_WHAT YOU NEED TO DO:_
Copy each line below in which the string "Francesca" occurs.

_GIVEN ENTRIES:_
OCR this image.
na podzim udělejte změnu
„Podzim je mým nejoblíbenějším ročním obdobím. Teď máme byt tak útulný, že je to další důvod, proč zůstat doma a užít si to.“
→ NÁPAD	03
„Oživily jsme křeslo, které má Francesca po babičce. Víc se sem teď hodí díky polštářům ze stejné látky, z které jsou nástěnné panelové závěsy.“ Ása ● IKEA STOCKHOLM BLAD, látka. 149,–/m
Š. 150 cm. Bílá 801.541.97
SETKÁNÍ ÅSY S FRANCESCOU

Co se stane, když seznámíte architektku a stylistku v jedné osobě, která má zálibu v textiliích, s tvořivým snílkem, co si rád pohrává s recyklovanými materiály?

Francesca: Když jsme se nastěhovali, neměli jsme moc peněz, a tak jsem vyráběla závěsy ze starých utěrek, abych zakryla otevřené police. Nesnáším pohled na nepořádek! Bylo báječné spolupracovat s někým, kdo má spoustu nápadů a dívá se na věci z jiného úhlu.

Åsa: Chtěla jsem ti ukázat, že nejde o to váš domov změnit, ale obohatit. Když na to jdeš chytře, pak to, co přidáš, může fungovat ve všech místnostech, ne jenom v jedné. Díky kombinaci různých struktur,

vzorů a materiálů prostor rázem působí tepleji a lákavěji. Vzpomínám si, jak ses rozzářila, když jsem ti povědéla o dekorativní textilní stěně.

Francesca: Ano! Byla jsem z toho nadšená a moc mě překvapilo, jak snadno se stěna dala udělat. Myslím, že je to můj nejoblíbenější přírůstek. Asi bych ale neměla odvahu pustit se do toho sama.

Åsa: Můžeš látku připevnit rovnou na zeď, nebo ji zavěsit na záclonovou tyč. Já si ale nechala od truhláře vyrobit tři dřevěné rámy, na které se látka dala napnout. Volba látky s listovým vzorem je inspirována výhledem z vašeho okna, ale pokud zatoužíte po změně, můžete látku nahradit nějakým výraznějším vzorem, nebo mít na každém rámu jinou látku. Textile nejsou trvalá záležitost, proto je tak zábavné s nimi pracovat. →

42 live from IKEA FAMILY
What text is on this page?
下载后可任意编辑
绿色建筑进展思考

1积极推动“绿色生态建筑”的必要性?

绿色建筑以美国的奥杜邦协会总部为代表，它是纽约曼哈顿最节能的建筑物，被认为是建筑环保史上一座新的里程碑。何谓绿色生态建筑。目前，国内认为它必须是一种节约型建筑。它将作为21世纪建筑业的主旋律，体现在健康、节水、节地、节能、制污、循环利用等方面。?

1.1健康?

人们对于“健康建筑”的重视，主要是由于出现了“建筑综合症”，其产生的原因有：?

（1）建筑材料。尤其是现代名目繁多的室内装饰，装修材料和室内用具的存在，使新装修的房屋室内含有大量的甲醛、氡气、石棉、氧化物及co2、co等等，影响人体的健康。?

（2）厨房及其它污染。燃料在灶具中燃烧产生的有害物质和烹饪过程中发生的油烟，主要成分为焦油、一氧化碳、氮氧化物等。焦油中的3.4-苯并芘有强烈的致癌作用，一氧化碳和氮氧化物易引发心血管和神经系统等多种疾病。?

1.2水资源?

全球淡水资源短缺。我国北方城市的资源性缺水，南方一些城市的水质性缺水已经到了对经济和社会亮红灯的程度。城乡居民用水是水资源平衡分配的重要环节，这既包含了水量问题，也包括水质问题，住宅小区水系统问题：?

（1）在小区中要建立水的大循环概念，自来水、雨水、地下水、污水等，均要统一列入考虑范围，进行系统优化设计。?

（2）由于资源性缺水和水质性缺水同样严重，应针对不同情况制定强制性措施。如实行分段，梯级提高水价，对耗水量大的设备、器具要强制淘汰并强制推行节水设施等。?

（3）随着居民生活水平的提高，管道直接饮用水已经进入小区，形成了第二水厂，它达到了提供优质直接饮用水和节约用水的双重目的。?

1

_FINISHED TASK:_
„Oživily jsme křeslo, které má Francesca po babičce. Víc se sem teď hodí díky polštářům ze stejné látky, z které jsou nástěnné panelové závěsy.“ Ása ● IKEA STOCKHOLM BLAD, látka. 149,–/m
Francesca: Když jsme se nastěhovali, neměli jsme moc peněz, a tak jsem vyráběla závěsy ze starých utěrek, abych zakryla otevřené police. Nesnáším pohled na nepořádek! Bylo báječné spolupracovat s někým, kdo má spoustu nápadů a dívá se na věci z jiného úhlu.
Francesca: Ano! Byla jsem z toho nadšená a moc mě překvapilo, jak snadno se stěna dala udělat. Myslím, že je to můj nejoblíbenější přírůstek. Asi bych ale neměla odvahu pustit se do toho sama.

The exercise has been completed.